To be done: Using the data beneath, show every line that includes the word "about".

Data provided:
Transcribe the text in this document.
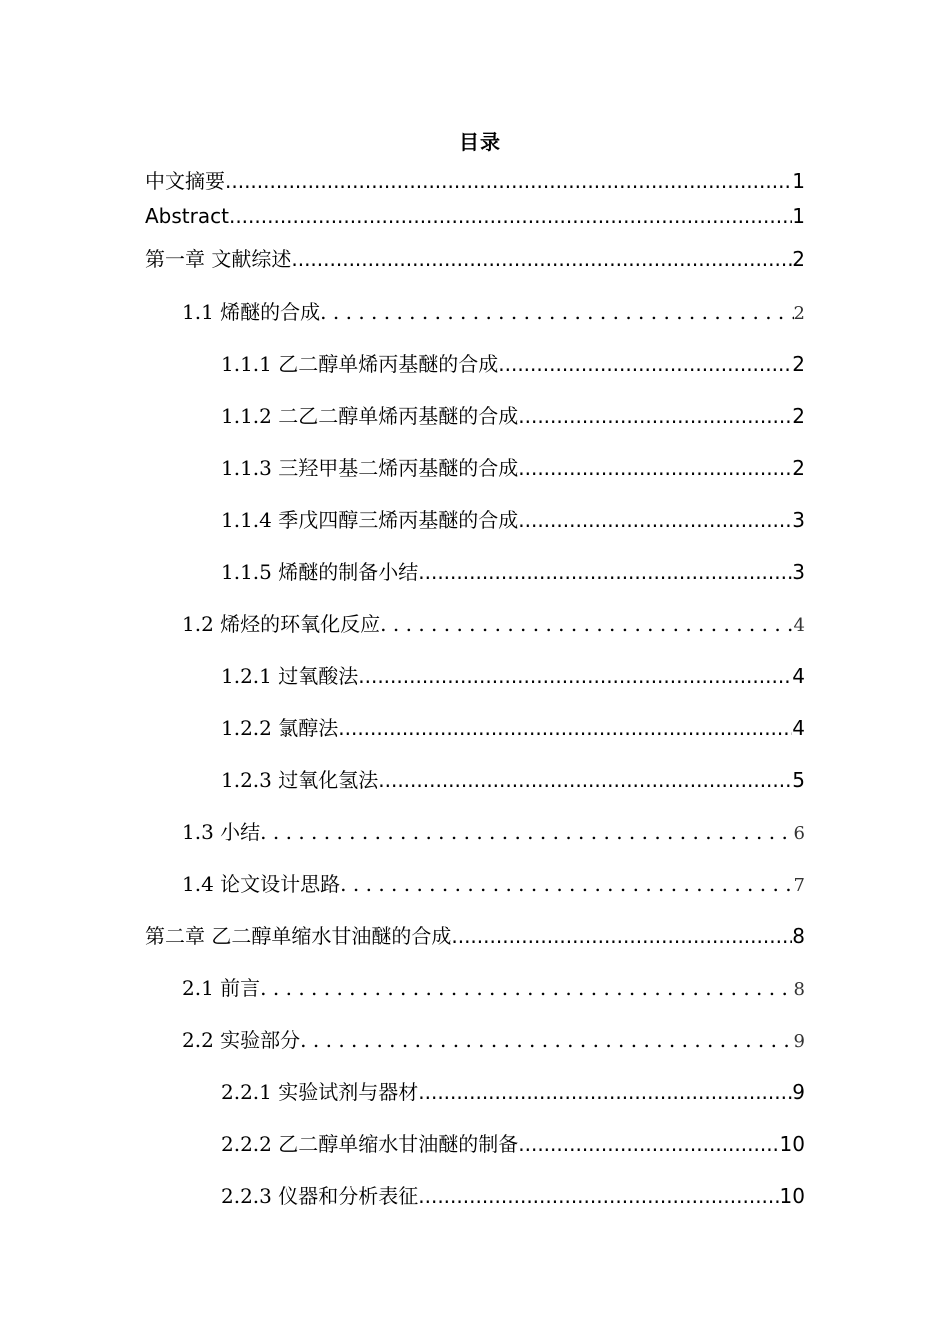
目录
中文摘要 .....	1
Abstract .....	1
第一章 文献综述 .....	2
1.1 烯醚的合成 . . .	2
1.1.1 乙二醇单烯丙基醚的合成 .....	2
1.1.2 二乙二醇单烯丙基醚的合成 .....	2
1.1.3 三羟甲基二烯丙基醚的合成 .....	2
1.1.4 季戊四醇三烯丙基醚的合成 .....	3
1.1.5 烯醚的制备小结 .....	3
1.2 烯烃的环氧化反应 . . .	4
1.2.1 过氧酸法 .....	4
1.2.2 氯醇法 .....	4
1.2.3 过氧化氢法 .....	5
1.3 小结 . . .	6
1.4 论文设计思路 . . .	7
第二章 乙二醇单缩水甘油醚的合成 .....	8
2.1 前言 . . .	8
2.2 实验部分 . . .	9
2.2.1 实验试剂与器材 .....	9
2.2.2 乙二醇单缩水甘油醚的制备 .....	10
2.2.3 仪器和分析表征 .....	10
--
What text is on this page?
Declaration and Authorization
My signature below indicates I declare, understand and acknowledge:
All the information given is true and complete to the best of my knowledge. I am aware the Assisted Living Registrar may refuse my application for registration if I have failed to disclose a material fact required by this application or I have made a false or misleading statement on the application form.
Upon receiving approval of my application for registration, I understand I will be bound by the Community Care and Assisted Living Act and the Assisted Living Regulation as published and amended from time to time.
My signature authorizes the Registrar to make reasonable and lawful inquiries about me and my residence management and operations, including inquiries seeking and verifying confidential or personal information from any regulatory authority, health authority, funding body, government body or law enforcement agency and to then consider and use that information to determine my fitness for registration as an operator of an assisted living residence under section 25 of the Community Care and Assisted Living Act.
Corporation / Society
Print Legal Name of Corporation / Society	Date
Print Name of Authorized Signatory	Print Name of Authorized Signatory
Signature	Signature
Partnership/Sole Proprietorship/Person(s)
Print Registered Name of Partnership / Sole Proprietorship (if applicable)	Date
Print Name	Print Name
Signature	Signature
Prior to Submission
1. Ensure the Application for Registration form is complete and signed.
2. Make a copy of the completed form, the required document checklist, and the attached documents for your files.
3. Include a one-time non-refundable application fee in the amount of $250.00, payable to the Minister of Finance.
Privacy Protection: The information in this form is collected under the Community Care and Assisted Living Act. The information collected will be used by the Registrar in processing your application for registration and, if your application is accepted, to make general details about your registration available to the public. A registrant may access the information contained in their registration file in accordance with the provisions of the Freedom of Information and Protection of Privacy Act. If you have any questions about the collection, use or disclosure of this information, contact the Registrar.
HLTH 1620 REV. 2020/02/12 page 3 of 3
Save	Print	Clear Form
==
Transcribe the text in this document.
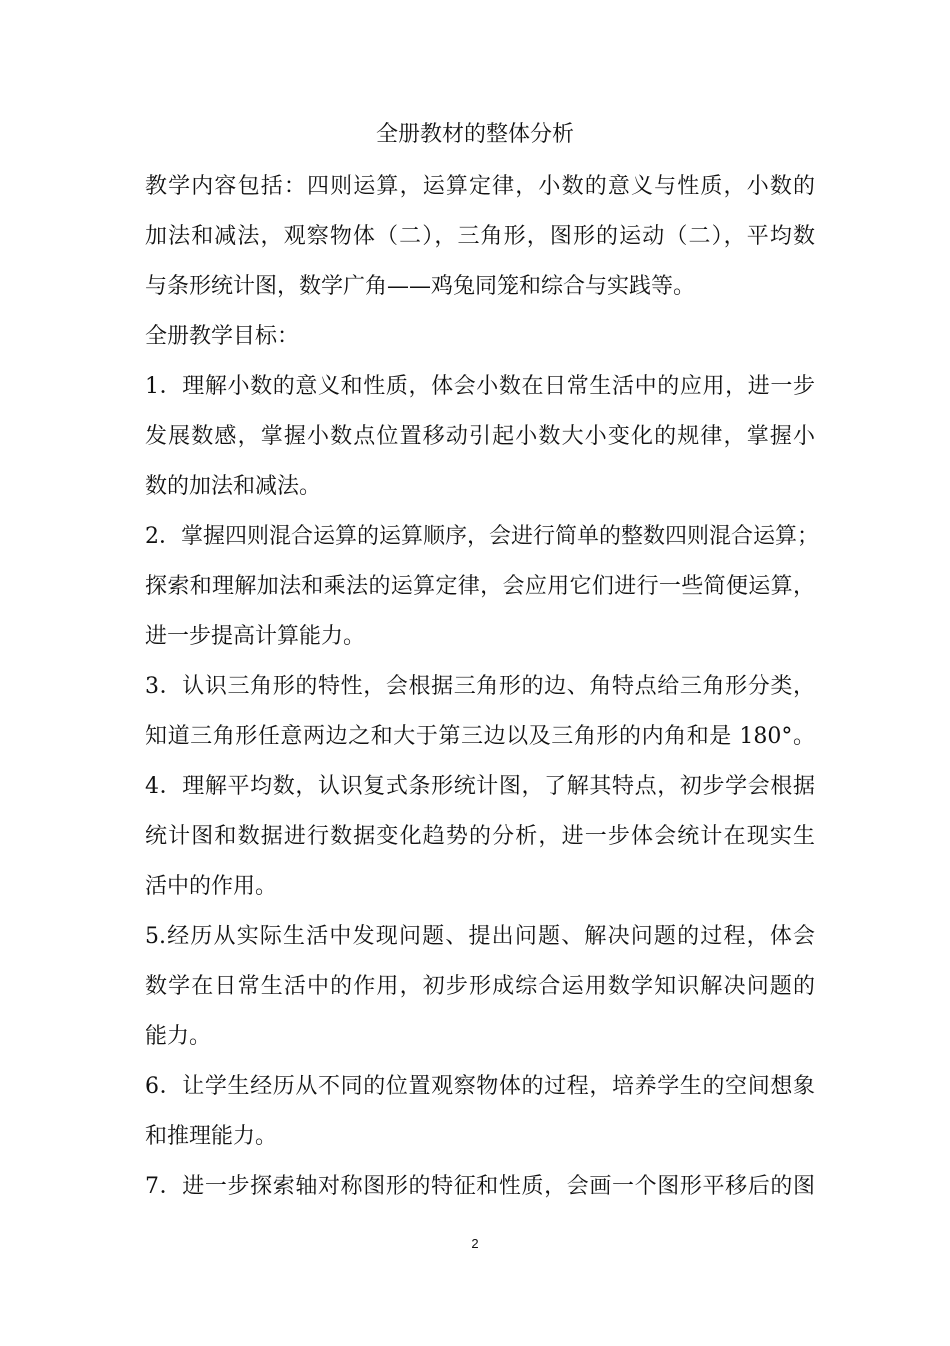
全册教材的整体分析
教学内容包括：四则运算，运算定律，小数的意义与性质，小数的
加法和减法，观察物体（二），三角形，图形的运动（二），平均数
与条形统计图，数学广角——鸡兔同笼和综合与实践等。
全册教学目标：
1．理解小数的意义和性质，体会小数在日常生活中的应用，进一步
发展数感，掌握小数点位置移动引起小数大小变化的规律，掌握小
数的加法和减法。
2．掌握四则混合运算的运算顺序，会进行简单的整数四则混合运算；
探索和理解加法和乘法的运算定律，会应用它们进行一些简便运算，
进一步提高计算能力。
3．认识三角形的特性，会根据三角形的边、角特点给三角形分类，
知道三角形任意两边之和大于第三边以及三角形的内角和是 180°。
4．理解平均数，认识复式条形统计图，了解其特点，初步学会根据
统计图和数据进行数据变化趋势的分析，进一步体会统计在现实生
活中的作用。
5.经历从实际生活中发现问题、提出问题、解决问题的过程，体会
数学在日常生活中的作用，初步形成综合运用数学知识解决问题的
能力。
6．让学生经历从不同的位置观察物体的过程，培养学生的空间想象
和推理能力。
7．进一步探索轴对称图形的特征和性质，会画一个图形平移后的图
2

Full output:
My signature authorizes the Registrar to make reasonable and lawful inquiries about me and my residence management and operations, including inquiries seeking and verifying confidential or personal information from any regulatory authority, health authority, funding body, government body or law enforcement agency and to then consider and use that information to determine my fitness for registration as an operator of an assisted living residence under section 25 of the Community Care and Assisted Living Act.
Privacy Protection: The information in this form is collected under the Community Care and Assisted Living Act. The information collected will be used by the Registrar in processing your application for registration and, if your application is accepted, to make general details about your registration available to the public. A registrant may access the information contained in their registration file in accordance with the provisions of the Freedom of Information and Protection of Privacy Act. If you have any questions about the collection, use or disclosure of this information, contact the Registrar.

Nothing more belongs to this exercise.